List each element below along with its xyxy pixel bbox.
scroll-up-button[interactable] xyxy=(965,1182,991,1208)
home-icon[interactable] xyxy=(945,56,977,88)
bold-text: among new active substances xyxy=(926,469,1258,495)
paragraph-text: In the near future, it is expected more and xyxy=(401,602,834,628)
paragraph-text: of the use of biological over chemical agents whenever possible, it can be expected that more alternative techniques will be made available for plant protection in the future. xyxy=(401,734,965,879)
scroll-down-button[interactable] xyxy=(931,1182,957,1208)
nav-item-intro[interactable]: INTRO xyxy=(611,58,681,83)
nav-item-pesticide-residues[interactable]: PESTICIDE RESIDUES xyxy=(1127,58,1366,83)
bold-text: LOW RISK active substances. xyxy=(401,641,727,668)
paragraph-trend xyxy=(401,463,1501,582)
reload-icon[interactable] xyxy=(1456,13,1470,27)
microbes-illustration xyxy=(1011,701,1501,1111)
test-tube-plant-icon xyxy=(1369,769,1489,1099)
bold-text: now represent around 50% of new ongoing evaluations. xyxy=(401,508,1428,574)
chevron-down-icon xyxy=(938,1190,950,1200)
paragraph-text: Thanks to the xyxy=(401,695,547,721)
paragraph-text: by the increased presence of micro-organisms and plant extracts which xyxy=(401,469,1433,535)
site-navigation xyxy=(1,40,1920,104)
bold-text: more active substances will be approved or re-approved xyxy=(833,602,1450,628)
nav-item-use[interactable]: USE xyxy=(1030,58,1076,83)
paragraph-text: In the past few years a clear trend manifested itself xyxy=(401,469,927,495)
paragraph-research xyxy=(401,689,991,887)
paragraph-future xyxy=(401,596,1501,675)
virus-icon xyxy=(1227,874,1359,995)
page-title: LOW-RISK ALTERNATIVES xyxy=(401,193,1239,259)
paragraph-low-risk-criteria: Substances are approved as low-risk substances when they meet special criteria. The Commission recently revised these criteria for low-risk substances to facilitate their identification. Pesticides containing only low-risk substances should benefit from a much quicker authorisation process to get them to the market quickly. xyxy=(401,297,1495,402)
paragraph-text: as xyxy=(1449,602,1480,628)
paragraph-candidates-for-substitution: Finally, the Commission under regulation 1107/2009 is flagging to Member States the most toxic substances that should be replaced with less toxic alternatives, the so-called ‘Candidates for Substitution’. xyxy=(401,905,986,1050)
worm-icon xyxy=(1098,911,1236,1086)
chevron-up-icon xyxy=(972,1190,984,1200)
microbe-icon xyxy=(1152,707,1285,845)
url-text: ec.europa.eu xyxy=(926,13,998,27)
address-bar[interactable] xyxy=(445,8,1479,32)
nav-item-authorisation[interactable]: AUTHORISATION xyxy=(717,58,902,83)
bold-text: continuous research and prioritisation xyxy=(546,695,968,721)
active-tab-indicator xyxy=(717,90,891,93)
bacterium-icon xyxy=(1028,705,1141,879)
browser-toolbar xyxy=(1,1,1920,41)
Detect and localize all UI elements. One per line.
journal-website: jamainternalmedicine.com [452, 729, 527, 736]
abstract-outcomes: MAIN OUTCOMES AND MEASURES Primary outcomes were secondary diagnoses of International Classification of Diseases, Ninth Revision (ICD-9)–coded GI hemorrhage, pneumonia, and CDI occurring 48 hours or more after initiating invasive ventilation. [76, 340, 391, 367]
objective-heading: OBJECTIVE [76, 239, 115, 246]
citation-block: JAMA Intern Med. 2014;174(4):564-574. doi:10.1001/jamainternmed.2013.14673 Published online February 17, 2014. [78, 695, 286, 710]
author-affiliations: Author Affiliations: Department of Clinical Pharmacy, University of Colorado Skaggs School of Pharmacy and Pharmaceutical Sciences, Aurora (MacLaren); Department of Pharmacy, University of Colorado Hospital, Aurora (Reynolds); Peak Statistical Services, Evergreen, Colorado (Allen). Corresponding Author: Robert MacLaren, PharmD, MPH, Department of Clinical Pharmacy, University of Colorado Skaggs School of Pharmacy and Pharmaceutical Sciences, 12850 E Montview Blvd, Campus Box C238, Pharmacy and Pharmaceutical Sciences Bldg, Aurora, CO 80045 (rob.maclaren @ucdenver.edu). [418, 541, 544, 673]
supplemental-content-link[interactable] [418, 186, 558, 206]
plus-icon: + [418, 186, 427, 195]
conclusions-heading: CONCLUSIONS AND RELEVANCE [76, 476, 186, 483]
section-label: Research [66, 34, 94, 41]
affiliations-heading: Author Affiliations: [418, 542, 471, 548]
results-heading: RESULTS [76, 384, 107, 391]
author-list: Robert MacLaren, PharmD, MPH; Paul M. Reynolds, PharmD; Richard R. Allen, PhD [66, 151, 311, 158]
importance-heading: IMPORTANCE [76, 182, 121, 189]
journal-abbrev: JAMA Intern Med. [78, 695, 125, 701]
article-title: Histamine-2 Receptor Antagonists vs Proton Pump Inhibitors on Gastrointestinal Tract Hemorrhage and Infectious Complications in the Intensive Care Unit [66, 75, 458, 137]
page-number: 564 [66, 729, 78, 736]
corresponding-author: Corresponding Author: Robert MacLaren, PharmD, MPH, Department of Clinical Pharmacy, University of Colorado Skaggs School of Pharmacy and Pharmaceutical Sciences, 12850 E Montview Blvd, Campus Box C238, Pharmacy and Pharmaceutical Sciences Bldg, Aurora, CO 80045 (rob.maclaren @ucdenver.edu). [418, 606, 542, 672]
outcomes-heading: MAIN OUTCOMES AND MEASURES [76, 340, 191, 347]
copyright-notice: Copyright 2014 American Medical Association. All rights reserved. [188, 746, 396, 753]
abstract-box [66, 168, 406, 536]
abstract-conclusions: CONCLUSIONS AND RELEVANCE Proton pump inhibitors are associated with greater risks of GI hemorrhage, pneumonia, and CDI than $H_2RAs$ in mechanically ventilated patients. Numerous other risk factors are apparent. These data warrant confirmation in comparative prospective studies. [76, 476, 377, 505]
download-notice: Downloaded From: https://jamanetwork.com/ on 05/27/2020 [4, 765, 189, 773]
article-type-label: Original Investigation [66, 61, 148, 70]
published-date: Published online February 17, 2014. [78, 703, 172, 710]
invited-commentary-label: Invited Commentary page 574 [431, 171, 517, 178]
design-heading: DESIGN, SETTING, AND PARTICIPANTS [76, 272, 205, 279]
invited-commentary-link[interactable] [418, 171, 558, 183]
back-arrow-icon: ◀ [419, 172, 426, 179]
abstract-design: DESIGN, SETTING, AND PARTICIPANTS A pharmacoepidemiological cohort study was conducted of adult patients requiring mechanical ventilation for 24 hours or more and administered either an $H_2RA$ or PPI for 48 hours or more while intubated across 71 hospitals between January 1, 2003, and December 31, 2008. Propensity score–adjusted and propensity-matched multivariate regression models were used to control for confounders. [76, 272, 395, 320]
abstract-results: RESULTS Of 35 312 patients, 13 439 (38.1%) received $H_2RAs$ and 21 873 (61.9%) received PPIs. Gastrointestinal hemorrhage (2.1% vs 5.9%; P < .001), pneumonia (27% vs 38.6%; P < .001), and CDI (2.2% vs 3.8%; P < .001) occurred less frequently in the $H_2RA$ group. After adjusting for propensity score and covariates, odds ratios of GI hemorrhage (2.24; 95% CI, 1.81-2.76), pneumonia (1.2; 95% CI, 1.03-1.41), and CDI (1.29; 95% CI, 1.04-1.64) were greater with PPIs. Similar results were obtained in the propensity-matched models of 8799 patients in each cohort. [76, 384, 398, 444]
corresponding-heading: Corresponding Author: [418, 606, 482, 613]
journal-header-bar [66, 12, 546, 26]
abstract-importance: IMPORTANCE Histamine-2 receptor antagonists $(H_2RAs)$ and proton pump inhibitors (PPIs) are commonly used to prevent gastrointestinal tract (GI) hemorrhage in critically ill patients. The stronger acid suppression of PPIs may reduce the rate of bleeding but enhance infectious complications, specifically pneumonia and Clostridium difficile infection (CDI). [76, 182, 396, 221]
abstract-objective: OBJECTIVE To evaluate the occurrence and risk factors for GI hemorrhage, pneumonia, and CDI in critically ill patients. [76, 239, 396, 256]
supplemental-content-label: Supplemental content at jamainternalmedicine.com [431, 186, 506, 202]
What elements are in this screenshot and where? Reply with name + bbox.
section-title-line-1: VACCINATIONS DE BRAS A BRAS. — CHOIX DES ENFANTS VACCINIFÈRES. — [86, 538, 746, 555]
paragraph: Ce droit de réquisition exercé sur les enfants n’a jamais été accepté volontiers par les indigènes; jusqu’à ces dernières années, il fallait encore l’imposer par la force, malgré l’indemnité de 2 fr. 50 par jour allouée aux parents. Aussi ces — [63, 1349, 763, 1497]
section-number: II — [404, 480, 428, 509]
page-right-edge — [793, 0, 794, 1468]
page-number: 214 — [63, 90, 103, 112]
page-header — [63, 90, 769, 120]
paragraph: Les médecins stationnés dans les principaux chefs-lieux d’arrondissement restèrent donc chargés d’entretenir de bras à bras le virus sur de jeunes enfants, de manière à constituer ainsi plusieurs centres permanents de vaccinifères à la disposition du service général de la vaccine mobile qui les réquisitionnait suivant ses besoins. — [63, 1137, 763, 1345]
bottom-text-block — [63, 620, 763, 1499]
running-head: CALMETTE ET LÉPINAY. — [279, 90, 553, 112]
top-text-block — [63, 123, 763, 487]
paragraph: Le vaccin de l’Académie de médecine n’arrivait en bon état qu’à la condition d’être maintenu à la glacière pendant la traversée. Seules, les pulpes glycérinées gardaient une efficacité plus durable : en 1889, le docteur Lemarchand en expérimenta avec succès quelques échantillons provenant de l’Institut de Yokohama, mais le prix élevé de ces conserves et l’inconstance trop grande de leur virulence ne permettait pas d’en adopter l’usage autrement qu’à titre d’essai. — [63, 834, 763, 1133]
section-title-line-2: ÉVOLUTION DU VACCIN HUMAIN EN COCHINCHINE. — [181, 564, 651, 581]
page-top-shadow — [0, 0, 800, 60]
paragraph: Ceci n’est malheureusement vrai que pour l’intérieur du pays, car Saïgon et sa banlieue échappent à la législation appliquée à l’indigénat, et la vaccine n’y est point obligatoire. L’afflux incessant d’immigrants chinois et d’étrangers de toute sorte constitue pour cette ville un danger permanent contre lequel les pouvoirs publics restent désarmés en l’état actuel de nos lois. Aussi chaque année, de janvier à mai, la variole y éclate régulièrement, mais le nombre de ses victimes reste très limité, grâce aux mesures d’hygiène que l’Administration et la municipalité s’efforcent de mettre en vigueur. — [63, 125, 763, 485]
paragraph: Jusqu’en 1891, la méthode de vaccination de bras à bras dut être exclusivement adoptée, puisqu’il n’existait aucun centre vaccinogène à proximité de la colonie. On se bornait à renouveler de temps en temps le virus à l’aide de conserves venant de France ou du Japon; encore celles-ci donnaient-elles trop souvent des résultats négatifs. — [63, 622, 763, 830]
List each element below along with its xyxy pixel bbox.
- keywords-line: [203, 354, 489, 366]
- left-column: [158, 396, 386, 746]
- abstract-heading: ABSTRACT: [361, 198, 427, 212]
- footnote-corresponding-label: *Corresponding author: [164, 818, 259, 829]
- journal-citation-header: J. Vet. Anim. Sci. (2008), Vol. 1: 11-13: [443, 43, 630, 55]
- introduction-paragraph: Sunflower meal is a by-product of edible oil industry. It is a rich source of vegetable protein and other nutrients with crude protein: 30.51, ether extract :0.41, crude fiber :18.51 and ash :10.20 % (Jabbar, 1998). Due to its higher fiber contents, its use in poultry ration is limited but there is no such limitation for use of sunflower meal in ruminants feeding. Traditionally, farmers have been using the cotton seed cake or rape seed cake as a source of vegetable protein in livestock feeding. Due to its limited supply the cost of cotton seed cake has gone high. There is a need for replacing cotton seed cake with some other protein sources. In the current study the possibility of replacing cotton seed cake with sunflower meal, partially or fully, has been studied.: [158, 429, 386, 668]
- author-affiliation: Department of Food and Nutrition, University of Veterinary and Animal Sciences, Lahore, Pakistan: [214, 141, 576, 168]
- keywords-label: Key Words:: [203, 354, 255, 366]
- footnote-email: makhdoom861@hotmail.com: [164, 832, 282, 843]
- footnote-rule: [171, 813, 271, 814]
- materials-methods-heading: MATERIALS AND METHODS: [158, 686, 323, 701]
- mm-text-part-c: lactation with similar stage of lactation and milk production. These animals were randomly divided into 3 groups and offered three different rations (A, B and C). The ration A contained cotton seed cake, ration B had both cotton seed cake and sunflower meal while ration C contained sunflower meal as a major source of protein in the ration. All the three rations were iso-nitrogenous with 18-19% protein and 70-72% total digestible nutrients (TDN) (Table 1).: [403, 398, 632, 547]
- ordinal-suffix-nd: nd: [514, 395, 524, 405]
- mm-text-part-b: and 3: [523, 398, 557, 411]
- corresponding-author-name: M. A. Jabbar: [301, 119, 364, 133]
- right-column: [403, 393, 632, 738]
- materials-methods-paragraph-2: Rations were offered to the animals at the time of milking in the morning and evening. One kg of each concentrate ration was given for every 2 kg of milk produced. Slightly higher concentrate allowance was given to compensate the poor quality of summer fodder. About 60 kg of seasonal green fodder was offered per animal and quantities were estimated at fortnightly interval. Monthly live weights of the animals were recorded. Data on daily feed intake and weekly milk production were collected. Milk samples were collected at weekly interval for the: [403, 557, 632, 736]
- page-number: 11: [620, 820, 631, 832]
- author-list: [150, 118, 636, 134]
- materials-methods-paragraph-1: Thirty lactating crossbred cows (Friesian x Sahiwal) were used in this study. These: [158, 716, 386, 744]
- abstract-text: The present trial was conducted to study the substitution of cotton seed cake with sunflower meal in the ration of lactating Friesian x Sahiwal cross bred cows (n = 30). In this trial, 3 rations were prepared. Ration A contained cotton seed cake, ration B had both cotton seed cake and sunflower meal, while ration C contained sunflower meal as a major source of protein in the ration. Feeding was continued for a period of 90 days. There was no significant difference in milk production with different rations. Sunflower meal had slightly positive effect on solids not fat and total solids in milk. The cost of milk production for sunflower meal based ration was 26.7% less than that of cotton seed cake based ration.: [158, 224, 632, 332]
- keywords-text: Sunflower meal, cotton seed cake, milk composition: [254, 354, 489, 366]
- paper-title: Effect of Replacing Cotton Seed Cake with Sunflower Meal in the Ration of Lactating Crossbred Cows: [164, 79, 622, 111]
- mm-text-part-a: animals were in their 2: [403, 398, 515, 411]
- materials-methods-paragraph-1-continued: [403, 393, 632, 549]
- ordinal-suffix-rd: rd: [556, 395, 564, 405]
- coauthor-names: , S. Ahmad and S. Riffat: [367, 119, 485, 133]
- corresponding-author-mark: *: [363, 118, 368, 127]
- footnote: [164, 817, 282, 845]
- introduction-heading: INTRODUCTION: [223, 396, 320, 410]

## What you have to do
Where in the entries above does the word "plant" appear? Copy each line that has it.

## Result below
paragraph-text: of the use of biological over chemical agents whenever possible, it can be expected that more alternative techniques will be made available for plant protection in the future. xyxy=(401,734,965,879)
test-tube-plant-icon xyxy=(1369,769,1489,1099)
paragraph-text: by the increased presence of micro-organisms and plant extracts which xyxy=(401,469,1433,535)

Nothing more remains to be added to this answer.